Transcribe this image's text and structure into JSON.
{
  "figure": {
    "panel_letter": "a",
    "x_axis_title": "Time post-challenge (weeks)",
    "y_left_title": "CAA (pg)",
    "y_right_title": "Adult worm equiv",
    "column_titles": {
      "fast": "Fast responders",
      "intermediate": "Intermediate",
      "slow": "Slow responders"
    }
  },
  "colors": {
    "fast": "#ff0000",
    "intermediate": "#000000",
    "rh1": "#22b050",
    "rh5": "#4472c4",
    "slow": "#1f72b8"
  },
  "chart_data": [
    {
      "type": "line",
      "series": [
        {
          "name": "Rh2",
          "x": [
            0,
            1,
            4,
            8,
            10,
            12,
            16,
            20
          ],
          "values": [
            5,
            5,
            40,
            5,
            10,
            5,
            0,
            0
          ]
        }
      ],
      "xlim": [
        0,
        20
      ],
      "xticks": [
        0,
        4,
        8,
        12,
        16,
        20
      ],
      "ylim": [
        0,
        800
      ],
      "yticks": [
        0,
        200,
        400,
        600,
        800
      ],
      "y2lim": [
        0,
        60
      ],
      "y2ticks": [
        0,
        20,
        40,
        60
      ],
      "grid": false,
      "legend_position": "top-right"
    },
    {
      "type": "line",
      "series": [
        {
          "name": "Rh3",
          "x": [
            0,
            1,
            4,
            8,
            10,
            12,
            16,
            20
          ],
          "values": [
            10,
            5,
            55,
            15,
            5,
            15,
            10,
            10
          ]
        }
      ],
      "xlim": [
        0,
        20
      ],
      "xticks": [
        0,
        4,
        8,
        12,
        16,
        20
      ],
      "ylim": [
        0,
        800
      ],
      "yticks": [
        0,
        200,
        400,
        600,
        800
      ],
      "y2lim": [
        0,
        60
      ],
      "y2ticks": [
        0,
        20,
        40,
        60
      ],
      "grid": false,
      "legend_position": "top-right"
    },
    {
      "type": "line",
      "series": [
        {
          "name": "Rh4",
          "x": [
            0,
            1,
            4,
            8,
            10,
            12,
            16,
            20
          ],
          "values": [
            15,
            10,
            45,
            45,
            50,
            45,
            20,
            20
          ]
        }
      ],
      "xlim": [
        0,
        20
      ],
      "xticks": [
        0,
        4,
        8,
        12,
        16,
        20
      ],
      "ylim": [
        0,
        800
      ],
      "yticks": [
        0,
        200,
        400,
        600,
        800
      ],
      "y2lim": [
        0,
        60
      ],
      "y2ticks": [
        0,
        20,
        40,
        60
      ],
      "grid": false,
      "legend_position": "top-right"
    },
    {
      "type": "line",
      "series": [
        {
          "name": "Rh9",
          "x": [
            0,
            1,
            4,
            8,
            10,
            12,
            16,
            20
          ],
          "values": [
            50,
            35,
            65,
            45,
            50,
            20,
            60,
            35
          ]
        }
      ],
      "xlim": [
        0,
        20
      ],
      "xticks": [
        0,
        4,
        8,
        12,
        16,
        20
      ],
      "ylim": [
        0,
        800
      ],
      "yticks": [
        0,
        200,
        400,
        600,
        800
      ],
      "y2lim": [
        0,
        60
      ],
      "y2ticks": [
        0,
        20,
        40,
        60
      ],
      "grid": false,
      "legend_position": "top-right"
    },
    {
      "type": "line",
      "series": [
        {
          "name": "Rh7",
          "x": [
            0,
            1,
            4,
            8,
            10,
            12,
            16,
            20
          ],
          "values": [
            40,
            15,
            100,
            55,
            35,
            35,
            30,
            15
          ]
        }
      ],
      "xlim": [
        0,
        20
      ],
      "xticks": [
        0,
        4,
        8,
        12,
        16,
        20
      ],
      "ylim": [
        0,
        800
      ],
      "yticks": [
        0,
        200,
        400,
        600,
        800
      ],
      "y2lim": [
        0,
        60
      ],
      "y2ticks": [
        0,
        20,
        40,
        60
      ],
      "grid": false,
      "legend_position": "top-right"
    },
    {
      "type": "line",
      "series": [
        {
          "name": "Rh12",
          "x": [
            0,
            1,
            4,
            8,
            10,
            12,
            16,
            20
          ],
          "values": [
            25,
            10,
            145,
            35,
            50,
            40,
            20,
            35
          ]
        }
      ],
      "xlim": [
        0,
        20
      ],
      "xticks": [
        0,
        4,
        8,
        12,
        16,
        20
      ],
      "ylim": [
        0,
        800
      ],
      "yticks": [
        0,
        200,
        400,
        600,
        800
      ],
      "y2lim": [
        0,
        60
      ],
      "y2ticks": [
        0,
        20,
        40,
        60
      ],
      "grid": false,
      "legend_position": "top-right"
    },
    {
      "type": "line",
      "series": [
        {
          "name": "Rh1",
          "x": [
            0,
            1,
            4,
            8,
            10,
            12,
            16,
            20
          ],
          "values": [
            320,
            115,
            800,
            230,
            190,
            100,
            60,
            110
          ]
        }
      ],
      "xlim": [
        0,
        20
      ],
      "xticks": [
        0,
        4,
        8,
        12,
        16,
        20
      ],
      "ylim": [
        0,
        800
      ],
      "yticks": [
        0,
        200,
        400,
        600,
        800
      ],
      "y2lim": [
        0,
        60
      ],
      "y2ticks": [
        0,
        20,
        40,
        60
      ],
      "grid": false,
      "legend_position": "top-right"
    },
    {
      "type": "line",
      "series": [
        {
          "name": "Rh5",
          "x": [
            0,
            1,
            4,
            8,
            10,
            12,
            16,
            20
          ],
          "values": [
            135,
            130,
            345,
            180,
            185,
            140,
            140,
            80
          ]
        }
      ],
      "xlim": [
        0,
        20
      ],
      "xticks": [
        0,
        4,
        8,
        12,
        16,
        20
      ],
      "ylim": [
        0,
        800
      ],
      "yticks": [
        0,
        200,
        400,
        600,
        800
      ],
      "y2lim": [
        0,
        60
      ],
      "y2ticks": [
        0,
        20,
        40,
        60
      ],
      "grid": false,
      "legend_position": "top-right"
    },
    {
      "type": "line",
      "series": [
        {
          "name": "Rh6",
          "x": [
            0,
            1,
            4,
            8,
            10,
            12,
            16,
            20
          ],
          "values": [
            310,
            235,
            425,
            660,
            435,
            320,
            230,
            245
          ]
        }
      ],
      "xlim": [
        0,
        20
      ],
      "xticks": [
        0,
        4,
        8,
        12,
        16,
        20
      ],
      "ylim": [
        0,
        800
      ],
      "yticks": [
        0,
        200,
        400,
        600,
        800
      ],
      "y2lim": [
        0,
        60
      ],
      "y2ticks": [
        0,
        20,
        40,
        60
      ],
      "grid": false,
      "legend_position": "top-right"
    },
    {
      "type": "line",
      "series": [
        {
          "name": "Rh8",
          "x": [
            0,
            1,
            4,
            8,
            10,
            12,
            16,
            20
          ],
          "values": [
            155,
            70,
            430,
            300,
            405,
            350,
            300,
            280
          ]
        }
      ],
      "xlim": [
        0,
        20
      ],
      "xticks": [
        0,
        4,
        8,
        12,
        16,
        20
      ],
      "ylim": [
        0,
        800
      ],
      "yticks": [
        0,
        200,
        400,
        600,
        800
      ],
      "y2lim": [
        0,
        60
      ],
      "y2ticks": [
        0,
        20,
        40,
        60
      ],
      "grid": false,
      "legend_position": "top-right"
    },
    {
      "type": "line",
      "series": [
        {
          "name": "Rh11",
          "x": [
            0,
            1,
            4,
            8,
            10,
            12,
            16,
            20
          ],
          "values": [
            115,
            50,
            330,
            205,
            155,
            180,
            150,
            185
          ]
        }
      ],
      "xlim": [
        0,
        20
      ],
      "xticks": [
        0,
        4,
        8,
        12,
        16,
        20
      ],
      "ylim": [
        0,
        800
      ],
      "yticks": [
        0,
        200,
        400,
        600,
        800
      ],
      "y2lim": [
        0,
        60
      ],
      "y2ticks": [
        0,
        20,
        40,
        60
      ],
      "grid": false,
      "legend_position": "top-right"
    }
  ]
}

---

-- GOAL --
List the lines of the material in which the word "responders" occurs.

-- EXERCISE SOLUTION --
      "fast": "Fast responders",
      "slow": "Slow responders"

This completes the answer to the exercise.